Exercise aim
Locate each line holding the string "Октябрьская" and copy it.

Recorded data:
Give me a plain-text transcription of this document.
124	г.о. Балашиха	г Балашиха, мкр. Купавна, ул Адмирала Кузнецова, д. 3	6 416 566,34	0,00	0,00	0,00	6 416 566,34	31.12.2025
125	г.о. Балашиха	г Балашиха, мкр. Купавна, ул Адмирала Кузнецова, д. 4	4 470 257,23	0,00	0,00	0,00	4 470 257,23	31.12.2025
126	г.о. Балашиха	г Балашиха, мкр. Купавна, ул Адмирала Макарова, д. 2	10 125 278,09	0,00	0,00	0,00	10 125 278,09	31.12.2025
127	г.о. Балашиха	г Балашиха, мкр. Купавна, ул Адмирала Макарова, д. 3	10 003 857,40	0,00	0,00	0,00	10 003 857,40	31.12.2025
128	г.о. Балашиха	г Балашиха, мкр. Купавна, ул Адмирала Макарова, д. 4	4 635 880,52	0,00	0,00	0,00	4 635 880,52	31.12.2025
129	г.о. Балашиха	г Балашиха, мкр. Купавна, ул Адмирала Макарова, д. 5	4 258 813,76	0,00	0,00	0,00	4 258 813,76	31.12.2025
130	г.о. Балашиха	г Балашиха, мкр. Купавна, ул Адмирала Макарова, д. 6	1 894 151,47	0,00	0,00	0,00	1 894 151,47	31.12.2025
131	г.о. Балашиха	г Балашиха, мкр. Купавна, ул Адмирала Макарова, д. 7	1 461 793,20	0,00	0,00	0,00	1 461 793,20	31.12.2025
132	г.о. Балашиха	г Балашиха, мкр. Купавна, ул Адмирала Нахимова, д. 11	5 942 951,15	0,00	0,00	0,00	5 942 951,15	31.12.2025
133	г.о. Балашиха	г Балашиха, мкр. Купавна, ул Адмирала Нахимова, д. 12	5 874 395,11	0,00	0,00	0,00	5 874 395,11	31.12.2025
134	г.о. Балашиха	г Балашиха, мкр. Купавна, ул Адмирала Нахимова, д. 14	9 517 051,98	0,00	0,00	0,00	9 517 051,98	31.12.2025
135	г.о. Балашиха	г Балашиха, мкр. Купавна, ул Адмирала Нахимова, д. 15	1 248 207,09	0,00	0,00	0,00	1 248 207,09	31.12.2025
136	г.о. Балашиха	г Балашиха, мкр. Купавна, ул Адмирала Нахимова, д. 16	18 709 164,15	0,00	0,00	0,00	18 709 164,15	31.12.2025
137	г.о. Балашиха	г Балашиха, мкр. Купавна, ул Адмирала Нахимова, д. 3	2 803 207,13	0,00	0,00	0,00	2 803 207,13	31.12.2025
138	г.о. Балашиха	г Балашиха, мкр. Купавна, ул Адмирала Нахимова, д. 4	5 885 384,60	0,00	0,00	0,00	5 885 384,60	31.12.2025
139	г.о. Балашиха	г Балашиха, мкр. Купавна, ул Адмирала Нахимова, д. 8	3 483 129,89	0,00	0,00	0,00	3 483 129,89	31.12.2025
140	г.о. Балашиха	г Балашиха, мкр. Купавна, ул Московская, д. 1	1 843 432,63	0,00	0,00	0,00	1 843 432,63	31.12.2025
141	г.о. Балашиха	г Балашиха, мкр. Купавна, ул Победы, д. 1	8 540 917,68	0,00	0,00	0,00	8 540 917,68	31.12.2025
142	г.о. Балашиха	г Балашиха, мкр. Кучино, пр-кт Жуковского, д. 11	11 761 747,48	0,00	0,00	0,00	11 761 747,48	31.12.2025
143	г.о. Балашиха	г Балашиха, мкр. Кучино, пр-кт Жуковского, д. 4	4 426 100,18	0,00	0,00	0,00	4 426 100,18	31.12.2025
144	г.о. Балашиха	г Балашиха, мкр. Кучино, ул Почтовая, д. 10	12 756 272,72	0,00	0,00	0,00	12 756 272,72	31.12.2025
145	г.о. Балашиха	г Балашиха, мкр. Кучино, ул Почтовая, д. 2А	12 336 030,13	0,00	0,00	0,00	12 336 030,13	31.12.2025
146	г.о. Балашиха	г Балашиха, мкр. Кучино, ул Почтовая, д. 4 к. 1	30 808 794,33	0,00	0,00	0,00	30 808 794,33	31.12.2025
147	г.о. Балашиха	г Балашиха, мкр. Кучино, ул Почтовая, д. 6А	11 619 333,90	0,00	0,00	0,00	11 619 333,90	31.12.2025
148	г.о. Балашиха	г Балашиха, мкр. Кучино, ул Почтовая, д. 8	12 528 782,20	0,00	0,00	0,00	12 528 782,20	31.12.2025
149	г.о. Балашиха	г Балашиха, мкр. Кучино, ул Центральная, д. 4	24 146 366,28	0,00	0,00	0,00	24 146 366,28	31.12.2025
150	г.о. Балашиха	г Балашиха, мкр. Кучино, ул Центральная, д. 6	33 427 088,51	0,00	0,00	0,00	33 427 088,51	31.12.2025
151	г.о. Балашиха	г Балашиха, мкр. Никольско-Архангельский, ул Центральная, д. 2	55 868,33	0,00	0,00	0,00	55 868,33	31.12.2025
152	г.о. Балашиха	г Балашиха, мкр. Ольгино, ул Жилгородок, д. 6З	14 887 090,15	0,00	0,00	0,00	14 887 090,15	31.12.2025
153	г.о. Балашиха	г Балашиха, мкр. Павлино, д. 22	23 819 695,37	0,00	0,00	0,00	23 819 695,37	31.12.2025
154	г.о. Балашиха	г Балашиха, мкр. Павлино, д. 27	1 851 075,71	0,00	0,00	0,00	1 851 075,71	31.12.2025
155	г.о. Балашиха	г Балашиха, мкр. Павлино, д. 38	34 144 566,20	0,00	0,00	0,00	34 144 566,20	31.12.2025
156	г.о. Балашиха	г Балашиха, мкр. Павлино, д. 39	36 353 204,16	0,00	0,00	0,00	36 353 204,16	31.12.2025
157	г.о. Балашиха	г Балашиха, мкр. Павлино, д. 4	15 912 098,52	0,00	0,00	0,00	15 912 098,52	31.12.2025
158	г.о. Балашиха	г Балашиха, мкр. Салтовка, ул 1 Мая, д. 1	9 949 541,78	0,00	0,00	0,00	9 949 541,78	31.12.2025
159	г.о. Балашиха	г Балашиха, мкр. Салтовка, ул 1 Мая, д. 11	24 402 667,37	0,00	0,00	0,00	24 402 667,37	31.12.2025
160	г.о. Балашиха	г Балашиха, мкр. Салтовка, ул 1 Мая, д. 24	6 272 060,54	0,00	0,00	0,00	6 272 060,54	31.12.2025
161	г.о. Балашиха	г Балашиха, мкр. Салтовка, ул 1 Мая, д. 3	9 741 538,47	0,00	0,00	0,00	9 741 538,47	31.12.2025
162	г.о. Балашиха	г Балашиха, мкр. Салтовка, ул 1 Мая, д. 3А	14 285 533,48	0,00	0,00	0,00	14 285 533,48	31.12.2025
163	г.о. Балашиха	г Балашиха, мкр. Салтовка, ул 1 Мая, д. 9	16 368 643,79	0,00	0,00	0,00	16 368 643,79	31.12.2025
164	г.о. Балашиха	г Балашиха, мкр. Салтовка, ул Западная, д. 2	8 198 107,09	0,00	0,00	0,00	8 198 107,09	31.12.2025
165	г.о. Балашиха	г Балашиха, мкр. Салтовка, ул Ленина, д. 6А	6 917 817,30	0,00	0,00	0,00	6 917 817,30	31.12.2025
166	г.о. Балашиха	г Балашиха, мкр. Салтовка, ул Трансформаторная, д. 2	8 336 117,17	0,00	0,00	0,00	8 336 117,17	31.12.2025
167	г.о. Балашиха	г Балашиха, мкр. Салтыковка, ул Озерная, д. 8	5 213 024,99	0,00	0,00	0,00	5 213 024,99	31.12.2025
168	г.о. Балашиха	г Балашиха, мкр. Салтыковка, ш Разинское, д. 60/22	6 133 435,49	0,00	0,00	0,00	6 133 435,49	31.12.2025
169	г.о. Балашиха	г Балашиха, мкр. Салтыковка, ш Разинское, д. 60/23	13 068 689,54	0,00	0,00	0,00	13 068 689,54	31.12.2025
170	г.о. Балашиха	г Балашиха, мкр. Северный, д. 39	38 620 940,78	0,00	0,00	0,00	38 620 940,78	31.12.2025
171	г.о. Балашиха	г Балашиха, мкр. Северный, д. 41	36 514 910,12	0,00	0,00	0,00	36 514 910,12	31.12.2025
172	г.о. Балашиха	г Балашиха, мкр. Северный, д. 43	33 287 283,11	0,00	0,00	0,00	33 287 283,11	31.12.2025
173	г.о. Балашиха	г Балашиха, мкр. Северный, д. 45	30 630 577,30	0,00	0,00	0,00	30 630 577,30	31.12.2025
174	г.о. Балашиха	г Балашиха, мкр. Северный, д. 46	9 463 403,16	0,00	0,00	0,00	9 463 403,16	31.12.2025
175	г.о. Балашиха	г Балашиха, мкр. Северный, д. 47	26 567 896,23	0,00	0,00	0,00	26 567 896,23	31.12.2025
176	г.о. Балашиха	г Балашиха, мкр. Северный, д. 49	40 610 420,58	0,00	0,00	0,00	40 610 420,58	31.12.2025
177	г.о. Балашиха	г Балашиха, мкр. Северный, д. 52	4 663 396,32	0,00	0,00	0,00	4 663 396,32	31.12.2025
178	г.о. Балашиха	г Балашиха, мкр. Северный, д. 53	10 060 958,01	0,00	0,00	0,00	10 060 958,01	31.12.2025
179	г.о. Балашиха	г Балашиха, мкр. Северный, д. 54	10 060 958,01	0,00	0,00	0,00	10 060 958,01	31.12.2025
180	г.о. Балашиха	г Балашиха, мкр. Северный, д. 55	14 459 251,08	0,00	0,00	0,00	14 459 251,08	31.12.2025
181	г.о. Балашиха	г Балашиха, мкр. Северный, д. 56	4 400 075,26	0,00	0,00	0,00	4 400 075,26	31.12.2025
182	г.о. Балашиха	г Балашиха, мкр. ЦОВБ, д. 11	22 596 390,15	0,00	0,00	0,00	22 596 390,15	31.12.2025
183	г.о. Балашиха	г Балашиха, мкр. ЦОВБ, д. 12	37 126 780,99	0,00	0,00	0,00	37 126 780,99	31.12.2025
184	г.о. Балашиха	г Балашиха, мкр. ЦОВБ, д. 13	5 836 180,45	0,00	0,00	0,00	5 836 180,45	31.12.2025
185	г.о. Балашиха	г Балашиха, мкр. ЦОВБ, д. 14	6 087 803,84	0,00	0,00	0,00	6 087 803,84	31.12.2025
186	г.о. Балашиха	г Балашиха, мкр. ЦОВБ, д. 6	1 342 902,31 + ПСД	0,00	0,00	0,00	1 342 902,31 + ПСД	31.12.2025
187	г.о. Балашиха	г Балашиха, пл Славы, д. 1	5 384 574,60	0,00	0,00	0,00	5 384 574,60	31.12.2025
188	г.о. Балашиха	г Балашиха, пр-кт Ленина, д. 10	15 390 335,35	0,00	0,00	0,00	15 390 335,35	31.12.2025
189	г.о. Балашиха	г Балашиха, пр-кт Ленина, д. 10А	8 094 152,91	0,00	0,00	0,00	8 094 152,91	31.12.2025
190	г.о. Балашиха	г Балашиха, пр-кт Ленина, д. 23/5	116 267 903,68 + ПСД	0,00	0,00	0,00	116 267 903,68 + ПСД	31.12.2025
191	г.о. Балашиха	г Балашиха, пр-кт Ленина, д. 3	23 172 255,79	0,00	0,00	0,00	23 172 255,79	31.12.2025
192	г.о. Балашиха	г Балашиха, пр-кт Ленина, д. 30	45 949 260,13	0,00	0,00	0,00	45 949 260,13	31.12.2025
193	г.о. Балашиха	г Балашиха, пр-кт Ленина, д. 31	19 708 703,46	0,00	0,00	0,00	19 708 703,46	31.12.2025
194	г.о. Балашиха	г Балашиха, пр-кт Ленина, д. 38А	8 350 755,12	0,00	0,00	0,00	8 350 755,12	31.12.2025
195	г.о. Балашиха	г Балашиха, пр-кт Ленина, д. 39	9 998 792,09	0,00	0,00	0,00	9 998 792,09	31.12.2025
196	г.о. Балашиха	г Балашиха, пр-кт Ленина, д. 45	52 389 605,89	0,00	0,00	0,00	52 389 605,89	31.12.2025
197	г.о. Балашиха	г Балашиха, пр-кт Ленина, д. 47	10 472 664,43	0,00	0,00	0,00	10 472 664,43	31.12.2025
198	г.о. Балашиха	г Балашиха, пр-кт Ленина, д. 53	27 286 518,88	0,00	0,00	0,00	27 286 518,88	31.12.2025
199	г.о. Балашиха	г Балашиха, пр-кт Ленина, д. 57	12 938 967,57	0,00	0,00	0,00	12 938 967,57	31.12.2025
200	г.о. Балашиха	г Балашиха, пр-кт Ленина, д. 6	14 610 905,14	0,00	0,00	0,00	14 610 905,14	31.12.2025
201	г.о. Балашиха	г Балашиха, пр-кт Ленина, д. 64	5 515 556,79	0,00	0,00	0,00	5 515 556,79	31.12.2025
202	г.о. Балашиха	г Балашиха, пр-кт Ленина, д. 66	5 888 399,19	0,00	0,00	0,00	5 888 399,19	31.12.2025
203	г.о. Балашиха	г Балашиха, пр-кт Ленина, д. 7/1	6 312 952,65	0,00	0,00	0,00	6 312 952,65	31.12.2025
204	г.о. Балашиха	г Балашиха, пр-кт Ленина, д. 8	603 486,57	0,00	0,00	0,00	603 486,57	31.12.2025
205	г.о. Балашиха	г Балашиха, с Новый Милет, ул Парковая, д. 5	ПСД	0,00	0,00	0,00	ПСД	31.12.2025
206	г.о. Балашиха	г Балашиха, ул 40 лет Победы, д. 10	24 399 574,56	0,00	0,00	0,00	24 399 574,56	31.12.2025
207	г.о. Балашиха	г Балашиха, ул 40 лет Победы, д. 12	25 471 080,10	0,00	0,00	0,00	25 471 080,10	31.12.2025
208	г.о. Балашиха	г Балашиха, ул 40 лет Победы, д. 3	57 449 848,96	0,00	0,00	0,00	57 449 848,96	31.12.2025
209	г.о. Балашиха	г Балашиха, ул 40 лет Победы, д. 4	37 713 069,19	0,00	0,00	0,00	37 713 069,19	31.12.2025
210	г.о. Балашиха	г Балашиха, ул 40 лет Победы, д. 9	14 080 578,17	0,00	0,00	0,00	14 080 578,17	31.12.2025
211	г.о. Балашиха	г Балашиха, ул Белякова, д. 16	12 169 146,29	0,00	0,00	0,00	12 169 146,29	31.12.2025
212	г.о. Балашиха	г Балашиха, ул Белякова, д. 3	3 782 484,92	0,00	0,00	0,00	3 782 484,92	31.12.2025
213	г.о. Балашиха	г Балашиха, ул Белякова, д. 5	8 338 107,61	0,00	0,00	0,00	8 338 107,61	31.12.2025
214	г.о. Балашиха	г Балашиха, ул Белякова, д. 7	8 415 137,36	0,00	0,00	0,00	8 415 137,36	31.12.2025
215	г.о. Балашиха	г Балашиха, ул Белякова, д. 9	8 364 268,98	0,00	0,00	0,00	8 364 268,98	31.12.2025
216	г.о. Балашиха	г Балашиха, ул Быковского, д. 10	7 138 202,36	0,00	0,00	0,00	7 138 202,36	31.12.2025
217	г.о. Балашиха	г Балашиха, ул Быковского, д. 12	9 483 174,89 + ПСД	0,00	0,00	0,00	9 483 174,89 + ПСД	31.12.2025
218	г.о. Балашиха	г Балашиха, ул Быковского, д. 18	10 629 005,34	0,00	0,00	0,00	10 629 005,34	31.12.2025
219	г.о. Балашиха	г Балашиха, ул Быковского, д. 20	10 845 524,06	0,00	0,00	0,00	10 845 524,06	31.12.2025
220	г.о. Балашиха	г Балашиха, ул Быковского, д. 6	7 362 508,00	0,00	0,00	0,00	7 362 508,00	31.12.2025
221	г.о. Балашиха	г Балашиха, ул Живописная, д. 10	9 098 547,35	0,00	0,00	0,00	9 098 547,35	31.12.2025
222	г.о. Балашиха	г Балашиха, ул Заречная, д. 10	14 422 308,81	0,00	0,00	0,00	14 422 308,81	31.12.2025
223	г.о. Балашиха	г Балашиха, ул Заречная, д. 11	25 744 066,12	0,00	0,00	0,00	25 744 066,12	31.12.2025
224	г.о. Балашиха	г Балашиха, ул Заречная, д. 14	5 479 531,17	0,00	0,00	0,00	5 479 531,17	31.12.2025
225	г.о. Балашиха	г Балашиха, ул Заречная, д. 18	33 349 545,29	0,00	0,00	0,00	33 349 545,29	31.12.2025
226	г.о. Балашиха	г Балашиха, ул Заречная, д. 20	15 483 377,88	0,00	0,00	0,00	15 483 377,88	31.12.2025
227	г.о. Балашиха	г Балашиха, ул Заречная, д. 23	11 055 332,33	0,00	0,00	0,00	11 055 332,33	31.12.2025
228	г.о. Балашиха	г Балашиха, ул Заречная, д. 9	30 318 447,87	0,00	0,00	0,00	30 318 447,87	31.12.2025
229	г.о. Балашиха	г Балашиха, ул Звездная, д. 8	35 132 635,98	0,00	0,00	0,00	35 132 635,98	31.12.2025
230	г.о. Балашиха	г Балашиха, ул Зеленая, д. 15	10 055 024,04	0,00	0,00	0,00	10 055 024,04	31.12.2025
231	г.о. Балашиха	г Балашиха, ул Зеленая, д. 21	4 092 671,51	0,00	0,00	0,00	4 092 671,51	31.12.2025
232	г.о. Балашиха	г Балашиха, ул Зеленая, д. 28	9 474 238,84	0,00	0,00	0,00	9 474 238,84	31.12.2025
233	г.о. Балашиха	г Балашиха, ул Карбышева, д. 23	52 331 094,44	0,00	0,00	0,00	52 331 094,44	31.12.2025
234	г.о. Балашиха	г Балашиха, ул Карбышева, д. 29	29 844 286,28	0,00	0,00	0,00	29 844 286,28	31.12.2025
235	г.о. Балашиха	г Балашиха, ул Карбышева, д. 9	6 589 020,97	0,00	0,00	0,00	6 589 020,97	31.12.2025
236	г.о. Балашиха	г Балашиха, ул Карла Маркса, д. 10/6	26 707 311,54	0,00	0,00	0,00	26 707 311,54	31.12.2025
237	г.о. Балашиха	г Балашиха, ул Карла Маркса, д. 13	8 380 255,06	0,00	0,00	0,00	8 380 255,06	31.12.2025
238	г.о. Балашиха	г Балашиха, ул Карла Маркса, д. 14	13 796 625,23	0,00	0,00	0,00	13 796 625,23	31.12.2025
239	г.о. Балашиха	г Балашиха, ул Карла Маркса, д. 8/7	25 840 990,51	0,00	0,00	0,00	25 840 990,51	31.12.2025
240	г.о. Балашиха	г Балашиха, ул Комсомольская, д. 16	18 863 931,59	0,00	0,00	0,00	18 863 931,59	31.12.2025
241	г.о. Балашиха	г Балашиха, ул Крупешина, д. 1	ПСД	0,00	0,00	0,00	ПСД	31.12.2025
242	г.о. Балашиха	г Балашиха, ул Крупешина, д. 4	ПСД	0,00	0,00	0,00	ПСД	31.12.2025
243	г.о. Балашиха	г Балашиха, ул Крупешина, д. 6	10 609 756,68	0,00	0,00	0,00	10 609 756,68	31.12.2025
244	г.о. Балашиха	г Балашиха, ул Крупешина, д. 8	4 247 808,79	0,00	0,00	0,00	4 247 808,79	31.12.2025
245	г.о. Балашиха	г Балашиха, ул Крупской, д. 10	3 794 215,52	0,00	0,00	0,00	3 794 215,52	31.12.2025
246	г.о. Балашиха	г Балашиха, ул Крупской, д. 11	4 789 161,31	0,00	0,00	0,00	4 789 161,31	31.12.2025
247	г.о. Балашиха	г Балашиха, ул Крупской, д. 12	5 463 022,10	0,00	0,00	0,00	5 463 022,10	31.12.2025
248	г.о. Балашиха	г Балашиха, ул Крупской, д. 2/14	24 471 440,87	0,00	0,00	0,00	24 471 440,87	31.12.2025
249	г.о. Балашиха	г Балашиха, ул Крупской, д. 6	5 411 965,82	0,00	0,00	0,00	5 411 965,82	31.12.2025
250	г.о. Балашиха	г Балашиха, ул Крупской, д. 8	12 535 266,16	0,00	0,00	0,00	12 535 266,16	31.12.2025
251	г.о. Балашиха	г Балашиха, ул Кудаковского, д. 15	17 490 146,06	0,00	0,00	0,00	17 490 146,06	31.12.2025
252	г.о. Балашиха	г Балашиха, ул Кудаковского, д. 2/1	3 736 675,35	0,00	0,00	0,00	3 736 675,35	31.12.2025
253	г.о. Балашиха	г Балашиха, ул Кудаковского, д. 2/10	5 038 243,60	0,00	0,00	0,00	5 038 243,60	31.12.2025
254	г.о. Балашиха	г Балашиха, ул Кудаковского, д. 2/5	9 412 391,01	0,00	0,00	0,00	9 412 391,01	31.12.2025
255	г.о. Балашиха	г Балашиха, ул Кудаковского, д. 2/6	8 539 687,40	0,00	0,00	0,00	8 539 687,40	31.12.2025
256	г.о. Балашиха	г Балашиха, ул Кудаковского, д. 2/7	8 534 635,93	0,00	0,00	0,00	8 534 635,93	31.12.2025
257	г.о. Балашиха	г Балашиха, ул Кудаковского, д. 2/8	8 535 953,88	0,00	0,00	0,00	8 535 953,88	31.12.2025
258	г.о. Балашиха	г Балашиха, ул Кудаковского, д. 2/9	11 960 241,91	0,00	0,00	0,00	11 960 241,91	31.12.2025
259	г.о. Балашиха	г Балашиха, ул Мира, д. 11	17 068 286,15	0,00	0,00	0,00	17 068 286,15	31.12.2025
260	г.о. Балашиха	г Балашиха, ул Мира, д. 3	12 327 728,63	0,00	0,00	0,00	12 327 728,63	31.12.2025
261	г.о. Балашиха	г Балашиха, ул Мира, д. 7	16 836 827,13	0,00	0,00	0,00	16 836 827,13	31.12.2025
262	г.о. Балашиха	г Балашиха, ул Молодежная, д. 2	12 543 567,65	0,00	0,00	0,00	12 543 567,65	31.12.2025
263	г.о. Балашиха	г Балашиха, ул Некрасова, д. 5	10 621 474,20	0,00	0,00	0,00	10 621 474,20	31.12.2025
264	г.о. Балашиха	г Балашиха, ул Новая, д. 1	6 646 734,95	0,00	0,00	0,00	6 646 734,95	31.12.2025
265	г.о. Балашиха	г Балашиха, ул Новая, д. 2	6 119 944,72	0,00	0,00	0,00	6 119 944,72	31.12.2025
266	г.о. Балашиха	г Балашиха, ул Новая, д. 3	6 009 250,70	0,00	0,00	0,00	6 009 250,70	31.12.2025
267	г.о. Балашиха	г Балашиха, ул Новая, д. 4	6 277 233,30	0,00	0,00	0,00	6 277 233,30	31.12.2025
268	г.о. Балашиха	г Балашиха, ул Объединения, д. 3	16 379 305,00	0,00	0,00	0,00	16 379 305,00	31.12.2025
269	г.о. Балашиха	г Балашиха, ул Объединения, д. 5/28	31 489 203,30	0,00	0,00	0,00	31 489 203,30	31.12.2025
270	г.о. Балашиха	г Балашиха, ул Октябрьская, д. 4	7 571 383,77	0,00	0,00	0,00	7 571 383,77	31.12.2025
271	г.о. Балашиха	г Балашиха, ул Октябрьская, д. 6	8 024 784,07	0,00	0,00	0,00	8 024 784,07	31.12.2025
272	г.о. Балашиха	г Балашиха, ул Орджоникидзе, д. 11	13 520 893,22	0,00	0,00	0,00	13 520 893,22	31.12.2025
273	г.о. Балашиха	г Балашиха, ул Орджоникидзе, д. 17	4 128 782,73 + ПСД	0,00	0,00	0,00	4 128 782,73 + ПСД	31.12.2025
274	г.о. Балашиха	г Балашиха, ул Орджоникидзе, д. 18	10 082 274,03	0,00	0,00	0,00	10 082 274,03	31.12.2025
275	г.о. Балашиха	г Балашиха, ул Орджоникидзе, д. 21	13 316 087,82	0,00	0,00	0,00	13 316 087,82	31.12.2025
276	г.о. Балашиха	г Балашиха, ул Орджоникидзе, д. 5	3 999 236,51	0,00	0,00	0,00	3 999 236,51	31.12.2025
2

Worked answer
270	г.о. Балашиха	г Балашиха, ул Октябрьская, д. 4	7 571 383,77	0,00	0,00	0,00	7 571 383,77	31.12.2025
271	г.о. Балашиха	г Балашиха, ул Октябрьская, д. 6	8 024 784,07	0,00	0,00	0,00	8 024 784,07	31.12.2025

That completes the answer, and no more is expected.